▶ _GOAL_
Copy out all the records, word for word.

▶ _TASK DATA_
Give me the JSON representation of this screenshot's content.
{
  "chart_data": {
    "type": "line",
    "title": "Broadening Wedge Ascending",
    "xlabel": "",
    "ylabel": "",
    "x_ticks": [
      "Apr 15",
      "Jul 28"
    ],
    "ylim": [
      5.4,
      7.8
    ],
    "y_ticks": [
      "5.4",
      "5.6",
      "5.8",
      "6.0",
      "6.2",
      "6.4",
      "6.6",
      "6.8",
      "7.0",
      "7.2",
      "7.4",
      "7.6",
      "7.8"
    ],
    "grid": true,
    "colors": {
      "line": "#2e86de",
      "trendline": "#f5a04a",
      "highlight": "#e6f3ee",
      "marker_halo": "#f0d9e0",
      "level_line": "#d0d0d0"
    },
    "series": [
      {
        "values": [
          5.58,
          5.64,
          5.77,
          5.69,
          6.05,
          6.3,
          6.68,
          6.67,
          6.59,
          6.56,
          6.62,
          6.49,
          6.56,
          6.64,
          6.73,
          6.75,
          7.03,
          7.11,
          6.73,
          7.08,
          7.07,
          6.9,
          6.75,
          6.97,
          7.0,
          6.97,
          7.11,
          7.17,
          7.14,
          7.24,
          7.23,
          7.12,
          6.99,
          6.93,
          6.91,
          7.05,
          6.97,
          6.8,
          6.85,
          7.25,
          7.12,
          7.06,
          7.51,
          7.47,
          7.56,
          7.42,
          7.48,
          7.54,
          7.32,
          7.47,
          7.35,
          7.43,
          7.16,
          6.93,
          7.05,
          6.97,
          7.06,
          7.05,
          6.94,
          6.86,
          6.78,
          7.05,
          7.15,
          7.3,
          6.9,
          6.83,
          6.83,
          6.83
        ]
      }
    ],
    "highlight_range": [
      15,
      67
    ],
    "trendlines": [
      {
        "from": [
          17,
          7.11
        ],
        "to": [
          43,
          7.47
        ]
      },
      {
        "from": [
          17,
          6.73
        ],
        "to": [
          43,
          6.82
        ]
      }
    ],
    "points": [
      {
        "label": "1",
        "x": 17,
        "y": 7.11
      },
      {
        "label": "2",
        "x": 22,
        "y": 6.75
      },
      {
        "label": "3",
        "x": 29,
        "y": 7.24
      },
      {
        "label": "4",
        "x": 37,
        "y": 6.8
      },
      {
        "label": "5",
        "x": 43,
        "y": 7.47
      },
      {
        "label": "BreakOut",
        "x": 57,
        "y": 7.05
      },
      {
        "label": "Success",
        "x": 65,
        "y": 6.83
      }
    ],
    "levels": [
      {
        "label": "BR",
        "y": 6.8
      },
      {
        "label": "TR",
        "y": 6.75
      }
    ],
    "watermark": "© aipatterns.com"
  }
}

▶ _EXPECTED OUTPUT_
Give me the JSON representation of this screenshot's content.
{
  "chart_data": {
    "type": "line",
    "title": "Broadening Wedge Ascending",
    "xlabel": "",
    "ylabel": "",
    "x_ticks": [
      "Apr 15",
      "Jul 28"
    ],
    "ylim": [
      5.4,
      7.8
    ],
    "y_ticks": [
      "5.4",
      "5.6",
      "5.8",
      "6.0",
      "6.2",
      "6.4",
      "6.6",
      "6.8",
      "7.0",
      "7.2",
      "7.4",
      "7.6",
      "7.8"
    ],
    "grid": true,
    "colors": {
      "line": "#2e86de",
      "trendline": "#f5a04a",
      "highlight": "#e6f3ee",
      "marker_halo": "#f0d9e0",
      "level_line": "#d0d0d0"
    },
    "series": [
      {
        "values": [
          5.58,
          5.64,
          5.77,
          5.69,
          6.05,
          6.3,
          6.68,
          6.67,
          6.59,
          6.56,
          6.62,
          6.49,
          6.56,
          6.64,
          6.73,
          6.75,
          7.03,
          7.11,
          6.73,
          7.08,
          7.07,
          6.9,
          6.75,
          6.97,
          7.0,
          6.97,
          7.11,
          7.17,
          7.14,
          7.24,
          7.23,
          7.12,
          6.99,
          6.93,
          6.91,
          7.05,
          6.97,
          6.8,
          6.85,
          7.25,
          7.12,
          7.06,
          7.51,
          7.47,
          7.56,
          7.42,
          7.48,
          7.54,
          7.32,
          7.47,
          7.35,
          7.43,
          7.16,
          6.93,
          7.05,
          6.97,
          7.06,
          7.05,
          6.94,
          6.86,
          6.78,
          7.05,
          7.15,
          7.3,
          6.9,
          6.83,
          6.83,
          6.83
        ]
      }
    ],
    "highlight_range": [
      15,
      67
    ],
    "trendlines": [
      {
        "from": [
          17,
          7.11
        ],
        "to": [
          43,
          7.47
        ]
      },
      {
        "from": [
          17,
          6.73
        ],
        "to": [
          43,
          6.82
        ]
      }
    ],
    "points": [
      {
        "label": "1",
        "x": 17,
        "y": 7.11
      },
      {
        "label": "2",
        "x": 22,
        "y": 6.75
      },
      {
        "label": "3",
        "x": 29,
        "y": 7.24
      },
      {
        "label": "4",
        "x": 37,
        "y": 6.8
      },
      {
        "label": "5",
        "x": 43,
        "y": 7.47
      },
      {
        "label": "BreakOut",
        "x": 57,
        "y": 7.05
      },
      {
        "label": "Success",
        "x": 65,
        "y": 6.83
      }
    ],
    "levels": [
      {
        "label": "BR",
        "y": 6.8
      },
      {
        "label": "TR",
        "y": 6.75
      }
    ],
    "watermark": "© aipatterns.com"
  }
}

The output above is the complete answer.